Los sicólogos afirman que cualquier forma de aplauso satisface la necesidad humana de expresar una opinión, una emoción eufórica, y la necesidad de comunicarse con un protagonista con el que no podemos entablar una conversación a nivel personal. Especialistas de la sicología social explican también que el aplauso da a la audiencia la sensación de que está participando. Como los espectadores no pueden palmear a los actores en la espalda, aplauden.

Otro misterio estudiado por los sicólogos, que se publicó en un estudio de la revista Nature, por cierto, fue el de la naturaleza altamente contagiosa del aplauso.

Los especialistas que analizaron miles de grabaciones de aplausos masivos en diferentes lugares del mundo concluyeron que el gran contagio de los aplausos no se debe al imperito que se reconoce en sí, sino a la naturaleza social del hecho de aplaudir.

• [DATOS MOSTRADOS]:
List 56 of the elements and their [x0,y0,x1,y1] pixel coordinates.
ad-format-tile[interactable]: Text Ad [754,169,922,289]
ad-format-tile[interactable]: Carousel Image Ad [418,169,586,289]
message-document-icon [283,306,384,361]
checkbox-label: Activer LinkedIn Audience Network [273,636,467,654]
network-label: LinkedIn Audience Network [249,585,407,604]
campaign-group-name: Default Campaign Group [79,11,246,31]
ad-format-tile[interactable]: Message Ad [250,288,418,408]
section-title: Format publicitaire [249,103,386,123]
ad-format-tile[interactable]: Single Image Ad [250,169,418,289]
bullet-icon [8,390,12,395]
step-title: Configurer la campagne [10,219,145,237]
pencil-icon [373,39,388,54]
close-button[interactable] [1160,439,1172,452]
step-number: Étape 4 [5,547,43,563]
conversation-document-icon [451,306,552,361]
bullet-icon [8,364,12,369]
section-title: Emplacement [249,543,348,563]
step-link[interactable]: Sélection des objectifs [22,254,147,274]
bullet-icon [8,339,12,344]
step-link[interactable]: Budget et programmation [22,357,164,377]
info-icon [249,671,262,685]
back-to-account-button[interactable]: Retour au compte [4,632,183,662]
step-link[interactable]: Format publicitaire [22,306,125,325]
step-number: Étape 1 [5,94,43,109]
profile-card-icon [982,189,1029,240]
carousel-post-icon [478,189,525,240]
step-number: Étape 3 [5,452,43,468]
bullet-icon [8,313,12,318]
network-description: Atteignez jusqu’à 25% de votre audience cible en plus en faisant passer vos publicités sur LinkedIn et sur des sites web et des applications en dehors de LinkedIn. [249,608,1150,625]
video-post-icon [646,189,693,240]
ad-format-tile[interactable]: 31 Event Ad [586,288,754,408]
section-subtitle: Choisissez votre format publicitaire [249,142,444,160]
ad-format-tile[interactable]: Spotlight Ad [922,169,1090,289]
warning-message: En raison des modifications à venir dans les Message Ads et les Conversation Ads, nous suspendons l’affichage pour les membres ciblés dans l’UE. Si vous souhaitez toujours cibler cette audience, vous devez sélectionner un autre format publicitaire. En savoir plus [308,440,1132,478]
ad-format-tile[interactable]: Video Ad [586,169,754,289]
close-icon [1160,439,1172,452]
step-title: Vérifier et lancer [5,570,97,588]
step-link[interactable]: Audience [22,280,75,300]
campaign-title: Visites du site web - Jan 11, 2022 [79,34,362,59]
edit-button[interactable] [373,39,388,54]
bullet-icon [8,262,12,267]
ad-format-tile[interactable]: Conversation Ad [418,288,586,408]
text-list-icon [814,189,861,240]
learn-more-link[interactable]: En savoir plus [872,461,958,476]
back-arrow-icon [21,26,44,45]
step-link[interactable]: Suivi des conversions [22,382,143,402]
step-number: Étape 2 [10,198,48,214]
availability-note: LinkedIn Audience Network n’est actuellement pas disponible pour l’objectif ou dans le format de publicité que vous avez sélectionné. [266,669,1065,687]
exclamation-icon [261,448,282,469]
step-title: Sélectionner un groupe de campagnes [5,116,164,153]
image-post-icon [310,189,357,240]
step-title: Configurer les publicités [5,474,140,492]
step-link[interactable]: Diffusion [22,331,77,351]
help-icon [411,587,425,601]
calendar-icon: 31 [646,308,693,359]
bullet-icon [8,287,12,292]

• [ACTIVIDADES]:
a) Según el texto sobre el aplauso, ¿en qué revista se publicó el estudio sobre su naturaleza contagiosa?
b) Reproduce el fragmento del texto sobre el aplauso que comienza en las palabras "Otro misterio estudiado" y termina después de "hecho de aplaudir.".

• [SOLUCIONES]:
a) En la revista Nature.

b)
Otro misterio estudiado por los sicólogos, que se publicó en un estudio de la revista Nature, por cierto, fue el de la naturaleza altamente contagiosa del aplauso.

Los especialistas que analizaron miles de grabaciones de aplausos masivos en diferentes lugares del mundo concluyeron que el gran contagio de los aplausos no se debe al imperito que se reconoce en sí, sino a la naturaleza social del hecho de aplaudir.